* **INSTRUCTIONS FOR THE TASK**:
Look through the lines below and state how many hold the word "relative". Write only the number.

── RECORDS PROVIDED

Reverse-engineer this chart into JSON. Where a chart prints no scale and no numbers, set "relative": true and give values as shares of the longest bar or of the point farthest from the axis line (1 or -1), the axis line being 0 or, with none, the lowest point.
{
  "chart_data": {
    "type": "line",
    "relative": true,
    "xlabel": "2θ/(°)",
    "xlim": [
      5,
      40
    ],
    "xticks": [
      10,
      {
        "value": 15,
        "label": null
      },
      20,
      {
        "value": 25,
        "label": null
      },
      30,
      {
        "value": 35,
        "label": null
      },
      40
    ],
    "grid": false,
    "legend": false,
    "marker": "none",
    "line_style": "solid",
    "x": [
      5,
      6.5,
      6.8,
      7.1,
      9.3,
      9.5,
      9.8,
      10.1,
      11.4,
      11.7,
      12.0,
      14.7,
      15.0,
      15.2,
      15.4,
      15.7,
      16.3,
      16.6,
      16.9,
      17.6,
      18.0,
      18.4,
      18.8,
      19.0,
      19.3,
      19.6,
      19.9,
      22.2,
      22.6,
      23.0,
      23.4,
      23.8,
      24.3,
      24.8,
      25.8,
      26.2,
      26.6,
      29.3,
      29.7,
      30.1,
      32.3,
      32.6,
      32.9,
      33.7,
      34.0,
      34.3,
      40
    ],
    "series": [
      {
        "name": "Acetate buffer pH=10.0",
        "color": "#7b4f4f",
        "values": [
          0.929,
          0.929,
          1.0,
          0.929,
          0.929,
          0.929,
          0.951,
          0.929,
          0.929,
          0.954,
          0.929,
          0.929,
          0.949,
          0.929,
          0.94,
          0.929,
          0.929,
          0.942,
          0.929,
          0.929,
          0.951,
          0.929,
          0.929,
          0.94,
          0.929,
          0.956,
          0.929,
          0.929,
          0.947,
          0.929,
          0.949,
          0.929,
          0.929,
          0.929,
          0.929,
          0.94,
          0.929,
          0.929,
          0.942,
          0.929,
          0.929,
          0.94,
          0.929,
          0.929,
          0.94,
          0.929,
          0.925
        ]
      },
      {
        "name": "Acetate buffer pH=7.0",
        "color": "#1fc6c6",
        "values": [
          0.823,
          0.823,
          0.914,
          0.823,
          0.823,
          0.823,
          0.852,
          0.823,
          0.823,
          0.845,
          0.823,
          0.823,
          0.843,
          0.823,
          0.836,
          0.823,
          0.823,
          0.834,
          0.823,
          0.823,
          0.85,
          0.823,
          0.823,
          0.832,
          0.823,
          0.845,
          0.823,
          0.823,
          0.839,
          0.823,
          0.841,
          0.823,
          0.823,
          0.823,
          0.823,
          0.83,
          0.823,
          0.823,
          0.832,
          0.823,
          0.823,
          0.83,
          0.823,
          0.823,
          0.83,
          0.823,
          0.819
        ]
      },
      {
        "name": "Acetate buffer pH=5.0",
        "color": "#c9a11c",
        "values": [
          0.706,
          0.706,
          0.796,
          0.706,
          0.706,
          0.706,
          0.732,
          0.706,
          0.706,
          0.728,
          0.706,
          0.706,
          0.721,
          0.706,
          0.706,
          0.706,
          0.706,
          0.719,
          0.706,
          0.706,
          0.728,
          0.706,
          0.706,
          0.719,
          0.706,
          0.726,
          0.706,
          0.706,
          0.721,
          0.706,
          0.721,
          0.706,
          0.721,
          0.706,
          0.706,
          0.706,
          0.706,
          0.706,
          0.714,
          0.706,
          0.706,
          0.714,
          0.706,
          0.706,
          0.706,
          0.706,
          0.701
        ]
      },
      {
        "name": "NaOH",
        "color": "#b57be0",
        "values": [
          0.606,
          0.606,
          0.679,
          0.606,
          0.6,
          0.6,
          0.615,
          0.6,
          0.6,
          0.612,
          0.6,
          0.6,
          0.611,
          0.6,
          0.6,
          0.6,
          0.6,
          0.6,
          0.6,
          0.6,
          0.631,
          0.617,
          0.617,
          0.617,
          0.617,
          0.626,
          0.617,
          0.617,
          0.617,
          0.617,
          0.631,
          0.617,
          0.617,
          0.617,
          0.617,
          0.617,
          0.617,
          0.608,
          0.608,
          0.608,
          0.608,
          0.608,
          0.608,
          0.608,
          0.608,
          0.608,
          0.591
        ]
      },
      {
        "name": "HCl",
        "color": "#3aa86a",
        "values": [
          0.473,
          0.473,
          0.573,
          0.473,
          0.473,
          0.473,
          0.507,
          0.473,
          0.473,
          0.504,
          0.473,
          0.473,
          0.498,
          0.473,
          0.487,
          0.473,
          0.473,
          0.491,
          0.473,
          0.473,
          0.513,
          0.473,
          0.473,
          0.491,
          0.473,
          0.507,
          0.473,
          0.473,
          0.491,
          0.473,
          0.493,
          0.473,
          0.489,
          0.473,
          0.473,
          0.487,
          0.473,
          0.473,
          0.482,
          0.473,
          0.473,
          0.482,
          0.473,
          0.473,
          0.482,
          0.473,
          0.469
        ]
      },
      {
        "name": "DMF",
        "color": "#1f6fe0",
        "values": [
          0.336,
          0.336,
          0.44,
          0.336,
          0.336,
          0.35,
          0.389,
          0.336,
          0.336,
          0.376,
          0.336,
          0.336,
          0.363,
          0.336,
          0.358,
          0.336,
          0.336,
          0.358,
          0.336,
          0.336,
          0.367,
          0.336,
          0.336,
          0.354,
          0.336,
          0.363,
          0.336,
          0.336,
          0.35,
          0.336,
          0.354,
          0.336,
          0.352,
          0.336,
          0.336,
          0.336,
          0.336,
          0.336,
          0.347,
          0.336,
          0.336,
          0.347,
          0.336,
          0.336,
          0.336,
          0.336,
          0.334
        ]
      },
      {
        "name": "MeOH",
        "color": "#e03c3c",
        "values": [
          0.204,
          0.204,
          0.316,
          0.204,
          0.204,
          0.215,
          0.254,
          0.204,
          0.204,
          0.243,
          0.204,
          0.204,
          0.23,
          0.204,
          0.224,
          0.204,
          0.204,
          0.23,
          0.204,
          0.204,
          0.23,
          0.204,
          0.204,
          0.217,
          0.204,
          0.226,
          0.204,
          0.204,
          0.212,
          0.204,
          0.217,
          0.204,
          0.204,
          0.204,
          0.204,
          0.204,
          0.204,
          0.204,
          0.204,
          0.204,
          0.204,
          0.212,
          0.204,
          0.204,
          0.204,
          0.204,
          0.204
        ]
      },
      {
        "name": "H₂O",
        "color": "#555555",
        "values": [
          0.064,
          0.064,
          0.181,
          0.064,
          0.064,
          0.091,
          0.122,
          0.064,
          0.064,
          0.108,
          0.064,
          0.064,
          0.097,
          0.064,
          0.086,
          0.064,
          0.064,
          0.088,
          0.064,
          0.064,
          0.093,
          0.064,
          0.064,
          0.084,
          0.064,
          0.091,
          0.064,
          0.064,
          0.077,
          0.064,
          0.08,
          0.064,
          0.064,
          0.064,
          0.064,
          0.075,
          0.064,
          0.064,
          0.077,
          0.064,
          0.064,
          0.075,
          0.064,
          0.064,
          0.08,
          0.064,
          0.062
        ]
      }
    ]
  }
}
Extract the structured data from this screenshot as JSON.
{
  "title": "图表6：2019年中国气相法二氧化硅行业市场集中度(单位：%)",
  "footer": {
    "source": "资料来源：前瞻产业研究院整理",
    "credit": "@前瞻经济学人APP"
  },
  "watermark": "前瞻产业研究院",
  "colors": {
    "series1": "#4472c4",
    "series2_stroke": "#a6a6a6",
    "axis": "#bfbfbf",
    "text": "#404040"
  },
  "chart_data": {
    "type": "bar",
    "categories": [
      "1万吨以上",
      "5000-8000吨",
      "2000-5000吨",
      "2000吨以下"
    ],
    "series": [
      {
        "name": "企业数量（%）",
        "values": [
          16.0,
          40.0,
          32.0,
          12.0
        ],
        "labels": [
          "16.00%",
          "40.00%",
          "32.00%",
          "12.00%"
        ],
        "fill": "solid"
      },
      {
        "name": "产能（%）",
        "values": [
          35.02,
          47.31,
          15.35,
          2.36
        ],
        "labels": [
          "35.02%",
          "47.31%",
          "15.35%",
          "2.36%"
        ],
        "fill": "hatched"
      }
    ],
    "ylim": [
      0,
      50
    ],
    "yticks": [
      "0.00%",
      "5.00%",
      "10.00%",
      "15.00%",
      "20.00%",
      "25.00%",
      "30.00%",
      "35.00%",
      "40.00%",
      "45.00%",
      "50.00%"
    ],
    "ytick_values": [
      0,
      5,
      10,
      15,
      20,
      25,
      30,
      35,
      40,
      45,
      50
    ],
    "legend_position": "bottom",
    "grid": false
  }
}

────

* **PROBLEM SOLUTION**:
2